> [Short task] Look at the entries below and reproduce them exactly.

> [Supplied material]
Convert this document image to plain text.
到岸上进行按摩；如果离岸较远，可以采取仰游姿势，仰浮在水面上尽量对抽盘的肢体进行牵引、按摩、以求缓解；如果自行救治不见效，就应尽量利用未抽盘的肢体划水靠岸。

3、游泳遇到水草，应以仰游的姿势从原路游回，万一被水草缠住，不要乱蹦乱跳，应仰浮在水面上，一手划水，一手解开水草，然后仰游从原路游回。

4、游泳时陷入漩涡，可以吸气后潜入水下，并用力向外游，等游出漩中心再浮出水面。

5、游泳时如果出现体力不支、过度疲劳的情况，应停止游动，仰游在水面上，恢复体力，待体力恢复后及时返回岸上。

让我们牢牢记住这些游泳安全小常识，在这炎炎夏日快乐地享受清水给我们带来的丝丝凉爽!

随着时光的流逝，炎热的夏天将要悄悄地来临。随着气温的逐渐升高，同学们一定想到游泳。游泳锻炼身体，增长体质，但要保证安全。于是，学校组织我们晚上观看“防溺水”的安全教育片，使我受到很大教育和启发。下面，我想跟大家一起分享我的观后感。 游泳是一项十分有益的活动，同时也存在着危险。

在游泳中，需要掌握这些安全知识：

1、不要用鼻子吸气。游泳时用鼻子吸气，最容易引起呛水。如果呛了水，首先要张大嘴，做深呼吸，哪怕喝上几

> [Written answer]
Convert this document image to plain text.
到岸上进行按摩；如果离岸较远，可以采取仰游姿势，仰浮在水面上尽量对抽盘的肢体进行牵引、按摩、以求缓解；如果自行救治不见效，就应尽量利用未抽盘的肢体划水靠岸。

3、游泳遇到水草，应以仰游的姿势从原路游回，万一被水草缠住，不要乱蹦乱跳，应仰浮在水面上，一手划水，一手解开水草，然后仰游从原路游回。

4、游泳时陷入漩涡，可以吸气后潜入水下，并用力向外游，等游出漩中心再浮出水面。

5、游泳时如果出现体力不支、过度疲劳的情况，应停止游动，仰游在水面上，恢复体力，待体力恢复后及时返回岸上。

让我们牢牢记住这些游泳安全小常识，在这炎炎夏日快乐地享受清水给我们带来的丝丝凉爽!

随着时光的流逝，炎热的夏天将要悄悄地来临。随着气温的逐渐升高，同学们一定想到游泳。游泳锻炼身体，增长体质，但要保证安全。于是，学校组织我们晚上观看“防溺水”的安全教育片，使我受到很大教育和启发。下面，我想跟大家一起分享我的观后感。 游泳是一项十分有益的活动，同时也存在着危险。

在游泳中，需要掌握这些安全知识：

1、不要用鼻子吸气。游泳时用鼻子吸气，最容易引起呛水。如果呛了水，首先要张大嘴，做深呼吸，哪怕喝上几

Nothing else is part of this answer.